## Consigne 1:
Dans le récit sur Léa au Vietnam, combien de mois de congé de maternité les Vietnamiennes ont-elles ?
## Consigne 2:
Poursuivez le récit sur Léa au Vietnam après sa dernière phrase.

## Extrait de la page:
============================================================

Depuis qu’on est au Vietnam, c’est la phrase qu’on entend 15 fois par jour (et je n’exagère pas!) au sujet de Léa. Il y a même des gens qui nous poursuivent dans la rue pour nous poser la question!
Léa est une vedette ici. Est-ce parce qu’elle est blanche ? (oui… ma fille n’a rien de ma pigmentation) ou joufflue ? C’est la couturière à Hoi an qui m’a finalement expliqué qu’au Vietnam les mamans et leur bébé restent allités le 1er mois et à l’intérieur de la maison les deux mois qui suivent. Ainsi, il est rare de voir des bébés si jeunes se promener. En plus, Léa aime juste la position de face dans le porte-bébé, donc c’est encore plus drôle pour eux! J’ai demandé à She pourquoi il en était ainsi, elle me dit que c’est par simple tradition. Parce qu’elles sont bien conscientes qu’il n’y a pas de mal à sortir bébé.
Ce qui est génial dans toute cette commotion autour de Léa, c’est que ça nous permet de converser avec les gens. Justement, autour du sujet de bébé, la jeune proprio de notre super hotel, m’explique qu’elle n’a pas hâte à cette période où elle devra rester enfermée, mais la pression est forte pour le faire. Aussi, j’apprends que les vietnamiennes ont 6 mois de congé de maternité et ensuite c’est une des deux grand-mamans qui s’occupe de l’enfant… en expliquant cela à ma mère , elle me fait remarquer que ce n’est pas si différent des haïtiennes tout cela.

============================================================

## Données fournies:

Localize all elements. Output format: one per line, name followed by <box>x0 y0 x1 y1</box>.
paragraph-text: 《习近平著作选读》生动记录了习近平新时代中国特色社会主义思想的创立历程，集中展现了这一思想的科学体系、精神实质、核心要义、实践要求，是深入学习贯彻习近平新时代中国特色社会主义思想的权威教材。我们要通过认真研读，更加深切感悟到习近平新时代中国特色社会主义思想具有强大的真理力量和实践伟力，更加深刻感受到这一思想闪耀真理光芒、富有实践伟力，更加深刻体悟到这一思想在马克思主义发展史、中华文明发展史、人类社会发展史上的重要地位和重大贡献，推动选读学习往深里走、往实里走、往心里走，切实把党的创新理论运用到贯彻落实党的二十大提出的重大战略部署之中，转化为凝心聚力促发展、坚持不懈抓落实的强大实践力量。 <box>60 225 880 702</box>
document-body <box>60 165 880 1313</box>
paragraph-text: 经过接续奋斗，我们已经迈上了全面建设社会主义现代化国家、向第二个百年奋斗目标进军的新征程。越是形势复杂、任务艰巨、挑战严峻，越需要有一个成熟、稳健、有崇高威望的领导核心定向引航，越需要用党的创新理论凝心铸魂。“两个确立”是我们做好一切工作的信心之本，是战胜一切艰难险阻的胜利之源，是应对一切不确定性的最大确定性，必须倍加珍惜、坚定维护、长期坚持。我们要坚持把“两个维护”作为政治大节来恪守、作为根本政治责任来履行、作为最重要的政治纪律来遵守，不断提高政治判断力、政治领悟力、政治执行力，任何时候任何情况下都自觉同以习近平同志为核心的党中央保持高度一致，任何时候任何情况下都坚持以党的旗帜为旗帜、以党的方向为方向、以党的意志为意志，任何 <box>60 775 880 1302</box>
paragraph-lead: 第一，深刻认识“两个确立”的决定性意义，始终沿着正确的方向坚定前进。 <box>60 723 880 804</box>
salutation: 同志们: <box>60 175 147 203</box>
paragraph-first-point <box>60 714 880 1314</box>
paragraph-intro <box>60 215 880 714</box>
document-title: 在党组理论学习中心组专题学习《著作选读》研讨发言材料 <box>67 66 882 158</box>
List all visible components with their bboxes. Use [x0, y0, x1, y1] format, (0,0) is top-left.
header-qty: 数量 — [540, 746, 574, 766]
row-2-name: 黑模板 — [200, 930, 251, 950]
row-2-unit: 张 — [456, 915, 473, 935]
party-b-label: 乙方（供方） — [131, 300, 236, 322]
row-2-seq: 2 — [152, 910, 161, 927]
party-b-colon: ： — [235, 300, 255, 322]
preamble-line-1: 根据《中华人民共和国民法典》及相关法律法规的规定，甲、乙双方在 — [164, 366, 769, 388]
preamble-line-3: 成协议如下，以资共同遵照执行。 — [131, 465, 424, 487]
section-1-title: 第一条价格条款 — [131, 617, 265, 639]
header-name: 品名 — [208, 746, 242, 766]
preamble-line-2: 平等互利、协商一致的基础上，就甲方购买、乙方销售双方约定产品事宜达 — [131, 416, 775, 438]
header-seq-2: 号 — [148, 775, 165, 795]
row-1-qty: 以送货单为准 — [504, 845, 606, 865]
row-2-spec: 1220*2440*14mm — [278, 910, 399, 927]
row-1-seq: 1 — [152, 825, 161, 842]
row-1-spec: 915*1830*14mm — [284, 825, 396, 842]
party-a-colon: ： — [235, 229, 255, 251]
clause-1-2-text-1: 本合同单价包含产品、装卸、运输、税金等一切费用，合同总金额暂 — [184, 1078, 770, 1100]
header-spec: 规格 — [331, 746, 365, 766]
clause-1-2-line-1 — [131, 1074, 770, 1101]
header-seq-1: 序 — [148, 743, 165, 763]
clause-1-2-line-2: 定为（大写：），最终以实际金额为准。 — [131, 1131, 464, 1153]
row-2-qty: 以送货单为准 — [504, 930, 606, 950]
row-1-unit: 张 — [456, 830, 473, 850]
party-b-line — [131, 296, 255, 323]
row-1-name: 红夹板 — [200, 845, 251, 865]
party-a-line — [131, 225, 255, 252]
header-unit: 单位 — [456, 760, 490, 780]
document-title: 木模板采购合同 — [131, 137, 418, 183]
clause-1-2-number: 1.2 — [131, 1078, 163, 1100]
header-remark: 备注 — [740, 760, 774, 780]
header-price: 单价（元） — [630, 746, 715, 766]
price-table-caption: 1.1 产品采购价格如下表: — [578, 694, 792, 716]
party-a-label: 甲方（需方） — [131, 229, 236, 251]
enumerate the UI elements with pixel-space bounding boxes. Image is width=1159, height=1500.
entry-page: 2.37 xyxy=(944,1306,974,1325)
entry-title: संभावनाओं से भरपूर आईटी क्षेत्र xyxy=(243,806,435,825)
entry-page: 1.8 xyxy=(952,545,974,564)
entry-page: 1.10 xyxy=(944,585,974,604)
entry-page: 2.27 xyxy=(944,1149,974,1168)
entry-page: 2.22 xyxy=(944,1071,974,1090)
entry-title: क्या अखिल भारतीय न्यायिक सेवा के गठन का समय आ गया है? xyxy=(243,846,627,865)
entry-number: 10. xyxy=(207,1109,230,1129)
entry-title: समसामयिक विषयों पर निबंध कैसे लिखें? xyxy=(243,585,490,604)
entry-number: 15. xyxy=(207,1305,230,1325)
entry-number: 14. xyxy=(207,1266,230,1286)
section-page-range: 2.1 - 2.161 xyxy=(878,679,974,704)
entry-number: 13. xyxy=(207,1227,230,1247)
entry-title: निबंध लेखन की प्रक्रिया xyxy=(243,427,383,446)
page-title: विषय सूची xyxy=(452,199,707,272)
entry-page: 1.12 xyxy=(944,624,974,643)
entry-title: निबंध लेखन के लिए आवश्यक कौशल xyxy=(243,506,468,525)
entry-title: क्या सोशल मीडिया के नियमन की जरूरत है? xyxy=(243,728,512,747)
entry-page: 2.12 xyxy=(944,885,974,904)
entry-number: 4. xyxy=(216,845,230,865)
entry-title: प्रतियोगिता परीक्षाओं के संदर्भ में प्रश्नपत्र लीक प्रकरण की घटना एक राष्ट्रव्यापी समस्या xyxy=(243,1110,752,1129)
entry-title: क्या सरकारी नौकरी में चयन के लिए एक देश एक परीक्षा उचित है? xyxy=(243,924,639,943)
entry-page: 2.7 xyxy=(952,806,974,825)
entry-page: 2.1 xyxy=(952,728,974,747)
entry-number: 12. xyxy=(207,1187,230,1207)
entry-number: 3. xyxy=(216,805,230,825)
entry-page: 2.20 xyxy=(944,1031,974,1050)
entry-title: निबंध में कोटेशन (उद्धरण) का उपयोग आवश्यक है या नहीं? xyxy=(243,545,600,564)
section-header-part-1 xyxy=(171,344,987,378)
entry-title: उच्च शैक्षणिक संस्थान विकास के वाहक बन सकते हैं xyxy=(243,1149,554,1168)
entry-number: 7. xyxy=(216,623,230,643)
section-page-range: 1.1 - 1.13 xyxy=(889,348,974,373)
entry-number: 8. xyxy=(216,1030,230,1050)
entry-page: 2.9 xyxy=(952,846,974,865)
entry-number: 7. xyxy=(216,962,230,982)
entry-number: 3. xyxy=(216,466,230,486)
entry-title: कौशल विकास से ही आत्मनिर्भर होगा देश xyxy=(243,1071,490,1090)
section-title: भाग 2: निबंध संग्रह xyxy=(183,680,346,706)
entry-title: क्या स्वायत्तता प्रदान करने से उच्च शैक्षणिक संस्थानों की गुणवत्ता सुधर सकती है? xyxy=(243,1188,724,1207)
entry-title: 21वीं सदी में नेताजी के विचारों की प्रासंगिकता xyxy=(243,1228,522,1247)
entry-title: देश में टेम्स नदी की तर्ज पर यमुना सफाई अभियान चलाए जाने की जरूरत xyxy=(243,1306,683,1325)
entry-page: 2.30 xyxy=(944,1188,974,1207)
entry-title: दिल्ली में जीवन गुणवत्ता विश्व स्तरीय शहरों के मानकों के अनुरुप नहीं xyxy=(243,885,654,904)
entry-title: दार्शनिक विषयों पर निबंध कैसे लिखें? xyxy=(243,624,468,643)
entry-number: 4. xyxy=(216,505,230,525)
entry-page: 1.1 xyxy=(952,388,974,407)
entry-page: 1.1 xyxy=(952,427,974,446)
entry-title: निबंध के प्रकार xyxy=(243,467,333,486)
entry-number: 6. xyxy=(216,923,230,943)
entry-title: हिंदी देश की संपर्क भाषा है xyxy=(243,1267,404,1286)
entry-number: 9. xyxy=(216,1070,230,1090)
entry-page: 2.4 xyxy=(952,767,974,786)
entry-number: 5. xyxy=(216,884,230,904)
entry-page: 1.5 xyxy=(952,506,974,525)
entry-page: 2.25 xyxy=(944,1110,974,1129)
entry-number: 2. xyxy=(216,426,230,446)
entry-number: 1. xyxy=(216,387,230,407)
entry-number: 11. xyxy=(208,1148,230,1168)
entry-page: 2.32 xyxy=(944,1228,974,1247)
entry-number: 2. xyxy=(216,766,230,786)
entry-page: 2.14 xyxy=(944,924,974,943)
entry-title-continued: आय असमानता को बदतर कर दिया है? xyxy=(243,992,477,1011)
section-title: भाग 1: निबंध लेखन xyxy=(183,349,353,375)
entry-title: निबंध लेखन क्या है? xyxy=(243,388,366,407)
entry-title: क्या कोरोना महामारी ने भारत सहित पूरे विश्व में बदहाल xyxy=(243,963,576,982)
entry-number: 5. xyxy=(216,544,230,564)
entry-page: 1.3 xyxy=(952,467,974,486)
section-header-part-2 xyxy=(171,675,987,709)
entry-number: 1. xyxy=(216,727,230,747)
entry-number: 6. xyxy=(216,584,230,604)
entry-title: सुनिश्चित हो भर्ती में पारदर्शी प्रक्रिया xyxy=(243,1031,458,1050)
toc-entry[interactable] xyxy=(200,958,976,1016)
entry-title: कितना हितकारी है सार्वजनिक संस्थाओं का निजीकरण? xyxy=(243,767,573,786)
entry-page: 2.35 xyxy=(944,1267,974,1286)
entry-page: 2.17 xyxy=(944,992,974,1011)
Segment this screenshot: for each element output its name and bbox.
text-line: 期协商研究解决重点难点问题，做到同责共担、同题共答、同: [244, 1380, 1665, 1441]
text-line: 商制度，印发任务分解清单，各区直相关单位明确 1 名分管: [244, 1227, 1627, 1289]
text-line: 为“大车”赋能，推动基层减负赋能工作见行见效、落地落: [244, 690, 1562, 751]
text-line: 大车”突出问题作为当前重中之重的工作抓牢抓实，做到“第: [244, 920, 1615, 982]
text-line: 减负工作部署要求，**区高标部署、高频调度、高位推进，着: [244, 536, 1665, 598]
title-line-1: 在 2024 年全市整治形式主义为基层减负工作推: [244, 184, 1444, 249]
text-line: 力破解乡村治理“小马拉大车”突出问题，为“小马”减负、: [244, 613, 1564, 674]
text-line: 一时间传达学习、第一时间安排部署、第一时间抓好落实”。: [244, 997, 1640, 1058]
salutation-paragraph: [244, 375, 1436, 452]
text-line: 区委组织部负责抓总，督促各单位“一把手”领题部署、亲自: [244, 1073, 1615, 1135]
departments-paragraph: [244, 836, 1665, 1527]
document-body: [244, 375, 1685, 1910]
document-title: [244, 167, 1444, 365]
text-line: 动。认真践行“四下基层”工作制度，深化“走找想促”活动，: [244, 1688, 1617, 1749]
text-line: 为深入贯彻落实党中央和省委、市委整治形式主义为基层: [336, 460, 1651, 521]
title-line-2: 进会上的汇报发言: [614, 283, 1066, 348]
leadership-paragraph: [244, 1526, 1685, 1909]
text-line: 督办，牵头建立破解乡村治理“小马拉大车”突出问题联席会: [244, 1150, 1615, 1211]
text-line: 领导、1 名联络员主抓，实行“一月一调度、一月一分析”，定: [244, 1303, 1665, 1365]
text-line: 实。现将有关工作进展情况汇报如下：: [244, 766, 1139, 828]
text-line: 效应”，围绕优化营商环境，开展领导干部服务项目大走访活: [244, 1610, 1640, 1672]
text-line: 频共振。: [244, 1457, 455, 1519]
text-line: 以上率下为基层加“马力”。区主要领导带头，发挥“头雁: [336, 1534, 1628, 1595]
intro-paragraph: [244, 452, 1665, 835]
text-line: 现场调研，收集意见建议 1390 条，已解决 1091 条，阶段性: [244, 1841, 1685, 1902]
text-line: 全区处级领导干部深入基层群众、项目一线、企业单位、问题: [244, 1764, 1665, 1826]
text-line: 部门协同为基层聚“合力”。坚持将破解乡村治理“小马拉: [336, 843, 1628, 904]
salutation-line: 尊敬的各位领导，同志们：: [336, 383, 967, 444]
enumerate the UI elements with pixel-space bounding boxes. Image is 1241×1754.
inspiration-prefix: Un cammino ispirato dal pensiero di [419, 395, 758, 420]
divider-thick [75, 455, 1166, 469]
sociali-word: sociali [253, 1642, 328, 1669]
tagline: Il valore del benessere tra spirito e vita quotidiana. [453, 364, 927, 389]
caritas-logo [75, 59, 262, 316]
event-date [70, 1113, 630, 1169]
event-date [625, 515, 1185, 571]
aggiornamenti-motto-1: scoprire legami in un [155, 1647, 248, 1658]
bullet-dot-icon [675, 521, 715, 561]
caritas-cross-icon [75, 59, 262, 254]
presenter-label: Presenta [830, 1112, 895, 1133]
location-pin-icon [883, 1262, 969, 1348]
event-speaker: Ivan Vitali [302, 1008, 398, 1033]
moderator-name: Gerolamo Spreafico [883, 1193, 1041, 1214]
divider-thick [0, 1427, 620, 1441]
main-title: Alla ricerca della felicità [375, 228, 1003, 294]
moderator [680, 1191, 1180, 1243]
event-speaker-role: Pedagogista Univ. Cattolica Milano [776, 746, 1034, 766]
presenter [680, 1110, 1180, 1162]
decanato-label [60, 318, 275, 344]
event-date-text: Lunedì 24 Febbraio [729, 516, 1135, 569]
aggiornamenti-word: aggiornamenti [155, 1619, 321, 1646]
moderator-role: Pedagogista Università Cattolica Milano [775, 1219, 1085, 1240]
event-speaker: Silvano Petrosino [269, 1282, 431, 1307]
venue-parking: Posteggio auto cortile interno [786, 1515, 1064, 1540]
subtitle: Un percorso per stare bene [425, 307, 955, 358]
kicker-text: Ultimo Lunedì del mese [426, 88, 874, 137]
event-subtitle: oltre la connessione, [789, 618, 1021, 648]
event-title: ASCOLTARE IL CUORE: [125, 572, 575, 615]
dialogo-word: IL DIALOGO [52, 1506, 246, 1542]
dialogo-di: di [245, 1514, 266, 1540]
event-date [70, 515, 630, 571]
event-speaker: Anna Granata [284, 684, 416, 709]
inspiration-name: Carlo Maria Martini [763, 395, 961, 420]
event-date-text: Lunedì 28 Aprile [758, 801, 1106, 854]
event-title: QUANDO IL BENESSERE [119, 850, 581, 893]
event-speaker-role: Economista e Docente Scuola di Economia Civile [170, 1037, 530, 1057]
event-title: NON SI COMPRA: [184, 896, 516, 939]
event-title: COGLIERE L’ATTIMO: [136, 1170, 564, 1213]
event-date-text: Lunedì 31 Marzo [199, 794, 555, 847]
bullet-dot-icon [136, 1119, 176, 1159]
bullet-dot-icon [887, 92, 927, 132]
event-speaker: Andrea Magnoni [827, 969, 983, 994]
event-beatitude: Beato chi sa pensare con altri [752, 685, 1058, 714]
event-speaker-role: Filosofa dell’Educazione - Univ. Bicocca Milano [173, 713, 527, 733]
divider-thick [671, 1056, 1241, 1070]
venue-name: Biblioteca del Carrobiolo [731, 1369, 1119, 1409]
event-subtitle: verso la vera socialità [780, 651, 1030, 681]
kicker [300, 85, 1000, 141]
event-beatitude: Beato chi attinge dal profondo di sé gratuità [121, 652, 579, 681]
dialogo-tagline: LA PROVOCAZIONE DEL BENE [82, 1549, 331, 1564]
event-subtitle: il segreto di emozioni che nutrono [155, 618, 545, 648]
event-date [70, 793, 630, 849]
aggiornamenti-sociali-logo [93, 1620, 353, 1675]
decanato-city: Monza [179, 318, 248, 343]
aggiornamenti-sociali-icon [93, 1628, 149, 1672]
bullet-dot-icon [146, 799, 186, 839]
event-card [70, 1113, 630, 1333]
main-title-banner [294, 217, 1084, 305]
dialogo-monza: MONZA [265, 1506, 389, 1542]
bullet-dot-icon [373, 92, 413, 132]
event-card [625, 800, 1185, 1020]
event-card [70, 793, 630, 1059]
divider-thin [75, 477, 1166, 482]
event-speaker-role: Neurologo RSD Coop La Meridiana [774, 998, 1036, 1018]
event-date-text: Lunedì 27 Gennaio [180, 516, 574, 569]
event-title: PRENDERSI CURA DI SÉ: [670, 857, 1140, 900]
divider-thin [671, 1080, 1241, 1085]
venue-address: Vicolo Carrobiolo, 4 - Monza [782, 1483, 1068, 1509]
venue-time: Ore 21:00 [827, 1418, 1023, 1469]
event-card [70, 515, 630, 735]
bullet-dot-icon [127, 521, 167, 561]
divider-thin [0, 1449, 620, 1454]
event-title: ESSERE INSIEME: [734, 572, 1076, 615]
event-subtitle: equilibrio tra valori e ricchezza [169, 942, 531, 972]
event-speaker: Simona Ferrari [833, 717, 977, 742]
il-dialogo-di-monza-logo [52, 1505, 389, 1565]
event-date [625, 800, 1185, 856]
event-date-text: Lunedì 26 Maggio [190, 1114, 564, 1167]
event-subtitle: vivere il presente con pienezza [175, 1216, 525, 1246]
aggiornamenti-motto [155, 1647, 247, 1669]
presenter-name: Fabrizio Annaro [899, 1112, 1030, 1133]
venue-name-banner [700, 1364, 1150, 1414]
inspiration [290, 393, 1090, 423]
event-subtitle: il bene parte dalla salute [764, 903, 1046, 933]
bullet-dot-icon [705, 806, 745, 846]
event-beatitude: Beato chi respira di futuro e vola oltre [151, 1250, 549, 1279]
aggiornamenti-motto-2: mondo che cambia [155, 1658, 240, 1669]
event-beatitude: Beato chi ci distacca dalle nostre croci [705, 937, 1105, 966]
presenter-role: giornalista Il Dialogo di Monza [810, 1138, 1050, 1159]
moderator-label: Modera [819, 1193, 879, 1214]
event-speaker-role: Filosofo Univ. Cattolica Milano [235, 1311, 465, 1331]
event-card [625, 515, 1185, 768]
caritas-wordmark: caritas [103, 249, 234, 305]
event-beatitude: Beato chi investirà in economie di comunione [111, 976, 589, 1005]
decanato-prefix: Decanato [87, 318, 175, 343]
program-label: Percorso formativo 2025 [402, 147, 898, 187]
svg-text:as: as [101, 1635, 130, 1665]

============================================================

## Réponse 1:
Elles ont six mois de congé de maternité.

## Réponse 2:
Aussi, toutes les femmes me font remarquer que j’ai un bon « mari », elle sont toutes émerveillées de la façon dont Nico prend soin de sa fille! Hihi
Ma référence à une couturière vous a intrigué? En fait nous sommes depuis une semaine à Hoi an, la mecque des vêtements sur mesure. Il y a littéralement un tailleur à chaque 3 maisons, s’en est presque ridicule. Je n’ai donc pas pu résister et Nicolas non plus! Si ce n’était pas de l’espace reistreint dans nos baggages, j’aurais refait ma garde-robe.
Hoi an, situé au centre du Vietnam, est une ville très touristique, mais qui demeure charmante (pour l’instant), on y mange super bien et les gens sont particulièrement accueillants. Mais on sent que dans quelques années ce sera chose du passé, le tourisme de masse va certainement changer l’atmosphère de la ville. Déjà, la campagne environnante se transforme avec la construction d’hôtels. C’est d’ailleurs le cas de notre hôtel qui, il n’y a que deux ans, était occupé par un champs de maïs.
Pour l’instant on profite de la plage à proximité, du spectacle de lanternes le soir et des bons plats locaux comme la salade de papaye (pour Nicolas) et les Banh my (pour moi).
On mettra le cap vers le nord sous peu.